RECORDS:
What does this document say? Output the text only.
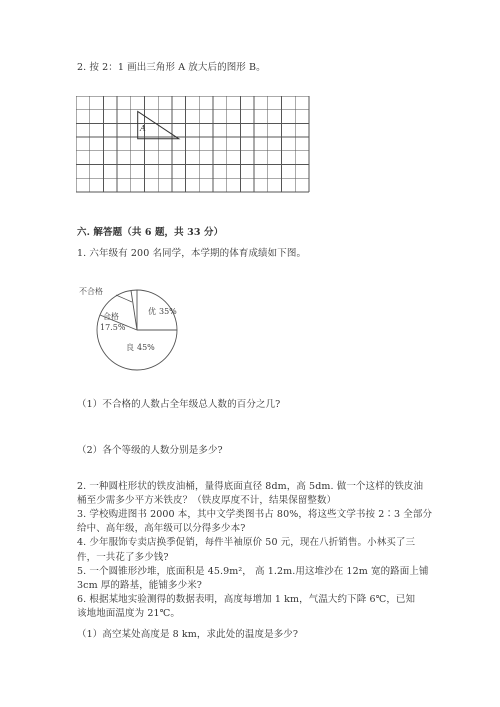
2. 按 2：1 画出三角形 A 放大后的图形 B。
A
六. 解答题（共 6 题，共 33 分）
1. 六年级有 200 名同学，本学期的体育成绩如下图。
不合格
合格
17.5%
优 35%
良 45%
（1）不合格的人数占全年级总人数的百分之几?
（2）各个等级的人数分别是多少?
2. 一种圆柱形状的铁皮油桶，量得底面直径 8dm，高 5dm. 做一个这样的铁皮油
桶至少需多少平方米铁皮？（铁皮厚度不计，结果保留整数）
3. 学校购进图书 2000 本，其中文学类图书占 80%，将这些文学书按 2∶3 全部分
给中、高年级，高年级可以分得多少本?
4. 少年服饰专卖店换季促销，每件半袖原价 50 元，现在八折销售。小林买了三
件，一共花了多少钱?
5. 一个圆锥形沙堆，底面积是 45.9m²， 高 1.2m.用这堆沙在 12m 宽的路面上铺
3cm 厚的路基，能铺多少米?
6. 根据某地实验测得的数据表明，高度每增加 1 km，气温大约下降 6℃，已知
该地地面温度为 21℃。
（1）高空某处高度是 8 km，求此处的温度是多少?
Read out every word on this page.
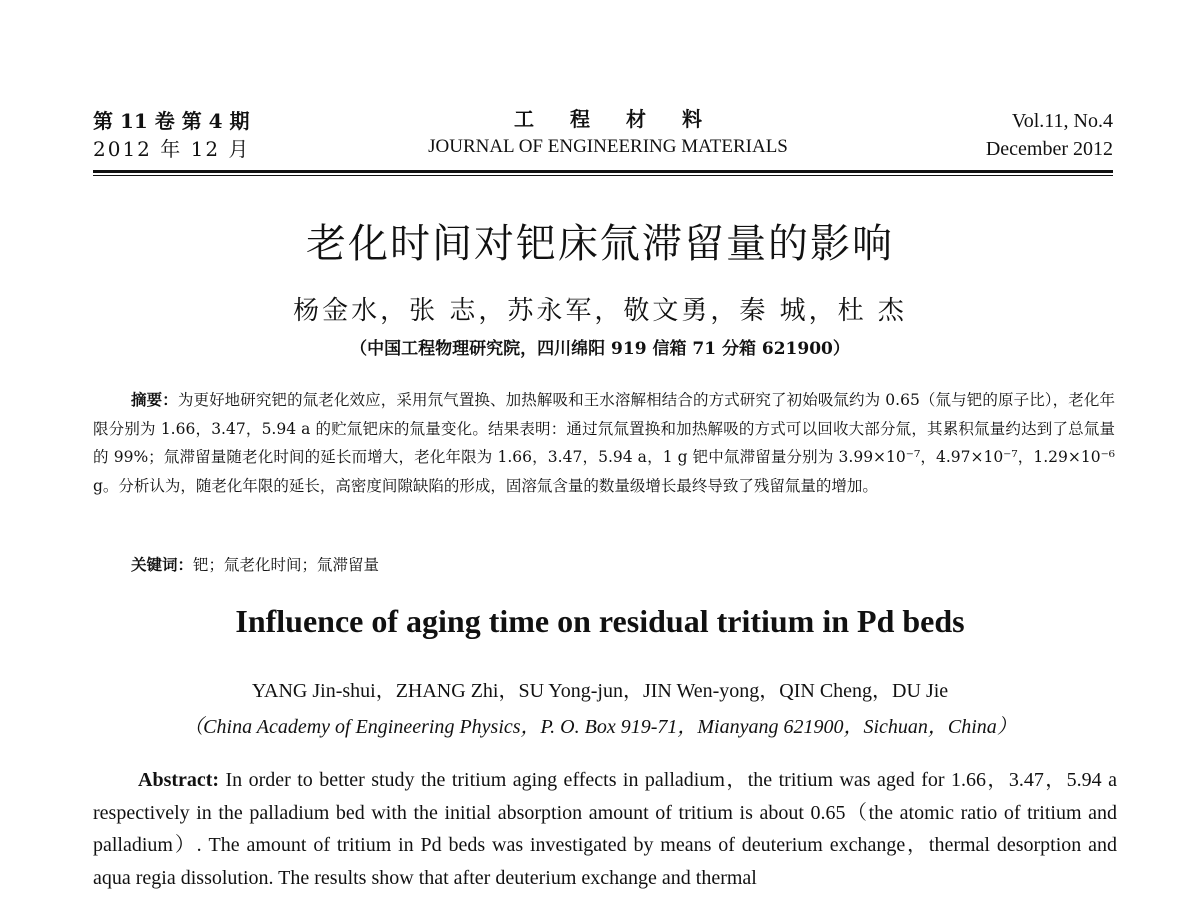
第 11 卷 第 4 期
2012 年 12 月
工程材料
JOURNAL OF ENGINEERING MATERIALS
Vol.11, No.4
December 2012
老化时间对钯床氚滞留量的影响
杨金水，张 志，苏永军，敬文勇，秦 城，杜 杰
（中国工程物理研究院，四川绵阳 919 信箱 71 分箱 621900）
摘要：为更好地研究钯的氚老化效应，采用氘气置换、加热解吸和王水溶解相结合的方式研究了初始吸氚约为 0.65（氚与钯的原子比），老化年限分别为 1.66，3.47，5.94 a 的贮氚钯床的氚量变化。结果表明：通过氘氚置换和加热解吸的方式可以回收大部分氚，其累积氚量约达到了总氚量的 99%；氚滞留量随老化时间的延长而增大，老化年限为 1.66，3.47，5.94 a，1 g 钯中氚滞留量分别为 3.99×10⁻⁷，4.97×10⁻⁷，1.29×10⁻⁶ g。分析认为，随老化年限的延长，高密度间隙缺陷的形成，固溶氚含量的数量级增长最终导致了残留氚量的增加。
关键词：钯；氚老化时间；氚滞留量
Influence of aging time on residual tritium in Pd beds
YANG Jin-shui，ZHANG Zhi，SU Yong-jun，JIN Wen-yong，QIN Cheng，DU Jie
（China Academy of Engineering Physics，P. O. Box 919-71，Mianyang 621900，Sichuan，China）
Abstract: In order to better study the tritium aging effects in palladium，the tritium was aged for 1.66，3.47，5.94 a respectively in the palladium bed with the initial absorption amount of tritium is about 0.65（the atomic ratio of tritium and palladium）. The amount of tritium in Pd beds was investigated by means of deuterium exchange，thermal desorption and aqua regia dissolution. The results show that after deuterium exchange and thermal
---
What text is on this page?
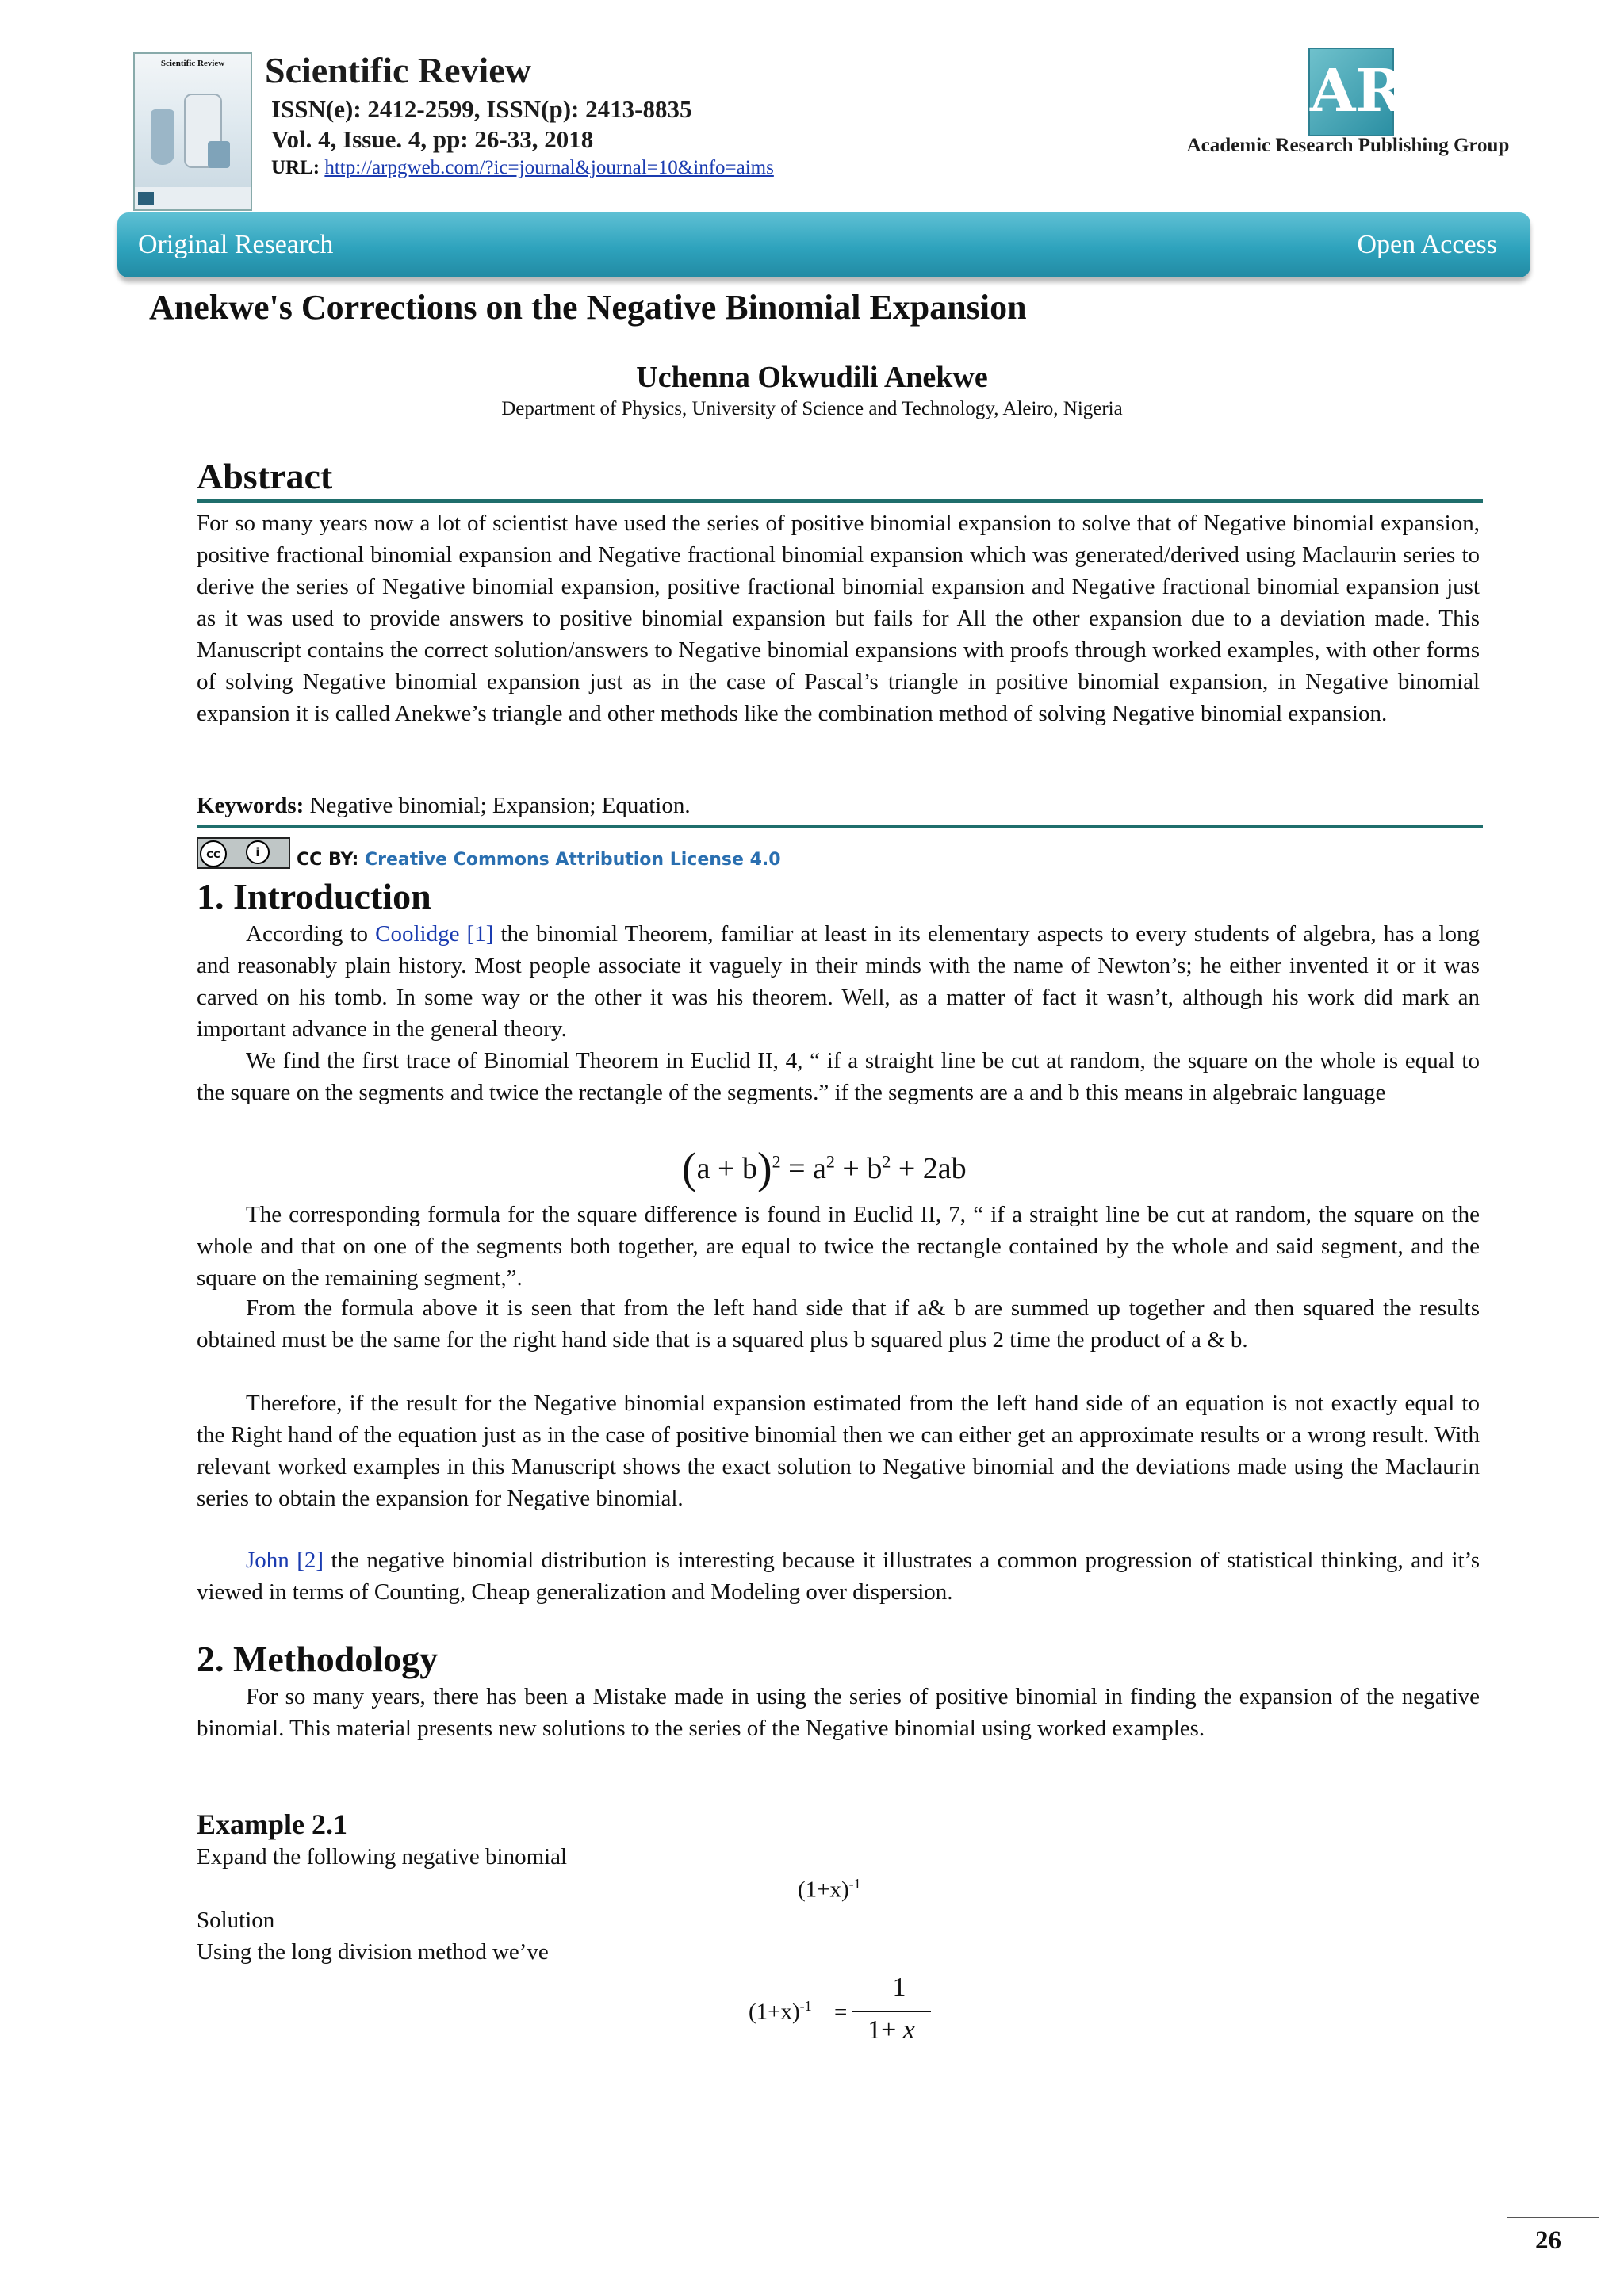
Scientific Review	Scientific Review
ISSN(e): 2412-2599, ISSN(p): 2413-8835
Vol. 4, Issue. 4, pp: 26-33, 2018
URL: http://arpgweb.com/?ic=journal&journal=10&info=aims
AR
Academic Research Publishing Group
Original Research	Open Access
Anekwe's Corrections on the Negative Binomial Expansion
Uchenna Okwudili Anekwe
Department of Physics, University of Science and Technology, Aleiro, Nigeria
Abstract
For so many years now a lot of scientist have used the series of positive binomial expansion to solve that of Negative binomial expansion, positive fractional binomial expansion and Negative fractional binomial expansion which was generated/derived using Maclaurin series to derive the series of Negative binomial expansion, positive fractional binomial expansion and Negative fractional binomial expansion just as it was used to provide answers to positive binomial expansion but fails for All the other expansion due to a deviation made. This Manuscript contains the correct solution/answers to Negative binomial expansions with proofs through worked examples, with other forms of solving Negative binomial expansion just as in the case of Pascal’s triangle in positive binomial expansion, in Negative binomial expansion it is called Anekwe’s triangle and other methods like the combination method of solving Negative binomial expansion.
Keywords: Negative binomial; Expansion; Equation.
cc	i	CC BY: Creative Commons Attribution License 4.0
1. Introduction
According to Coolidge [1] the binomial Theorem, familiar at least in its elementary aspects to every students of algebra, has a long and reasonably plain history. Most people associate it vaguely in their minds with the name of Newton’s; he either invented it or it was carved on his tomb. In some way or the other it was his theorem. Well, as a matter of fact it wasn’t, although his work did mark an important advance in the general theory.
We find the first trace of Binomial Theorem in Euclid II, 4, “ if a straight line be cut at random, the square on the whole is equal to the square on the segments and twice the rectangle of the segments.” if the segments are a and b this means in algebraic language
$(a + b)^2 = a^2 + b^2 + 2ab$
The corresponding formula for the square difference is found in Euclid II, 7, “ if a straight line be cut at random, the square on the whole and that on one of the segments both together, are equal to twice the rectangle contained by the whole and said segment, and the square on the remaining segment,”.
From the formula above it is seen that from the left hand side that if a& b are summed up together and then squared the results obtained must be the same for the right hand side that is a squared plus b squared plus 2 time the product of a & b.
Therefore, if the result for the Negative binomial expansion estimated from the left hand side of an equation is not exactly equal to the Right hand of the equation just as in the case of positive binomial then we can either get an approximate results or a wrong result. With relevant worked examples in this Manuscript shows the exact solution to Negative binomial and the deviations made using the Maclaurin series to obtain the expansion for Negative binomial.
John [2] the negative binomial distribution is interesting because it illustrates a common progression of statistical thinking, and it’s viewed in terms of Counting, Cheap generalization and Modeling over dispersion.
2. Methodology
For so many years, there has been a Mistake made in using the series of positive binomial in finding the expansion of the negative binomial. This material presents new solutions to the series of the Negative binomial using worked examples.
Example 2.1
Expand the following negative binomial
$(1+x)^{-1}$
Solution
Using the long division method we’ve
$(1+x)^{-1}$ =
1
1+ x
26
* * *
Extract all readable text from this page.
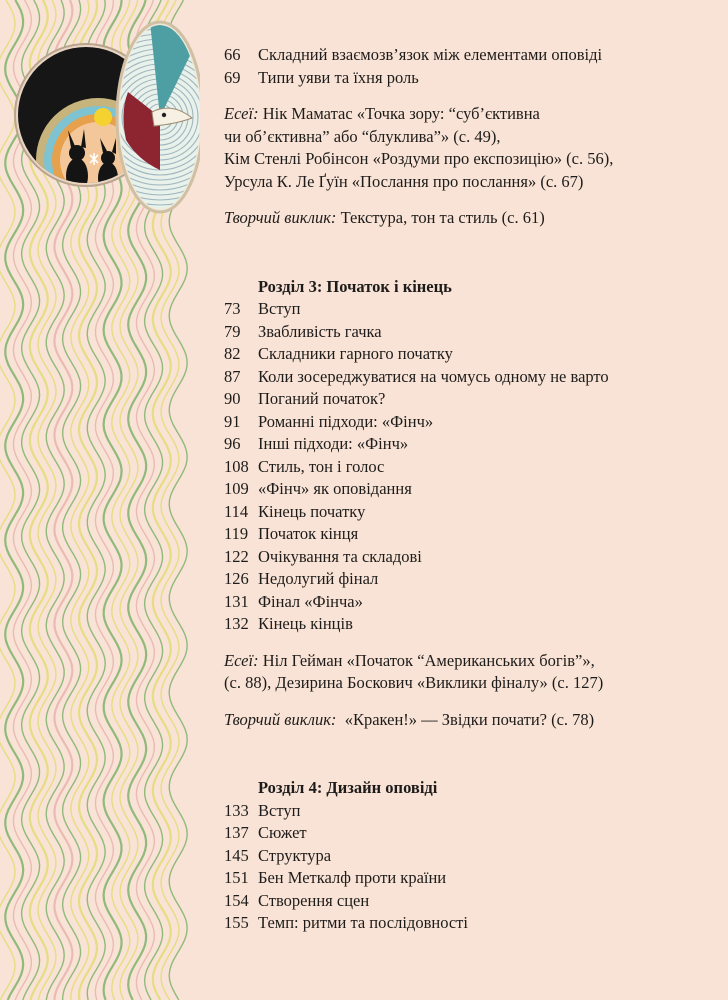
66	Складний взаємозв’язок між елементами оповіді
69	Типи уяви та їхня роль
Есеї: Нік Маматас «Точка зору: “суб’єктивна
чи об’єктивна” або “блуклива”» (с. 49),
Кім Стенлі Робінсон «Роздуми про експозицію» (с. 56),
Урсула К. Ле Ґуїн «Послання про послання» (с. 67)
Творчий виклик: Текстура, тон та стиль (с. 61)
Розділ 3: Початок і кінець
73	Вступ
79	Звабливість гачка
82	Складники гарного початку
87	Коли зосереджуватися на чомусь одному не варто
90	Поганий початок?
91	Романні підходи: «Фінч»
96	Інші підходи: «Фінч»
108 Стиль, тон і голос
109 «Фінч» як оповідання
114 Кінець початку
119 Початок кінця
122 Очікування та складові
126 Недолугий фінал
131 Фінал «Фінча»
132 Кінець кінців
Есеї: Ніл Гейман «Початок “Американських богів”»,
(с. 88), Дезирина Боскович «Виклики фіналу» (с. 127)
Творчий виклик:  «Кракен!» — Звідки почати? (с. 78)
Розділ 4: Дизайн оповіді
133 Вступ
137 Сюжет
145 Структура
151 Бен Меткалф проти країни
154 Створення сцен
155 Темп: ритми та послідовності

WRITTEN INSTRUCTION: Extract each line from the listing that holds the word "beds".

SOLUTION TO THIS PROBLEM:
Influence of aging time on residual tritium in Pd beds
Abstract: In order to better study the tritium aging effects in palladium，the tritium was aged for 1.66，3.47，5.94 a respectively in the palladium bed with the initial absorption amount of tritium is about 0.65（the atomic ratio of tritium and palladium）. The amount of tritium in Pd beds was investigated by means of deuterium exchange，thermal desorption and aqua regia dissolution. The results show that after deuterium exchange and thermal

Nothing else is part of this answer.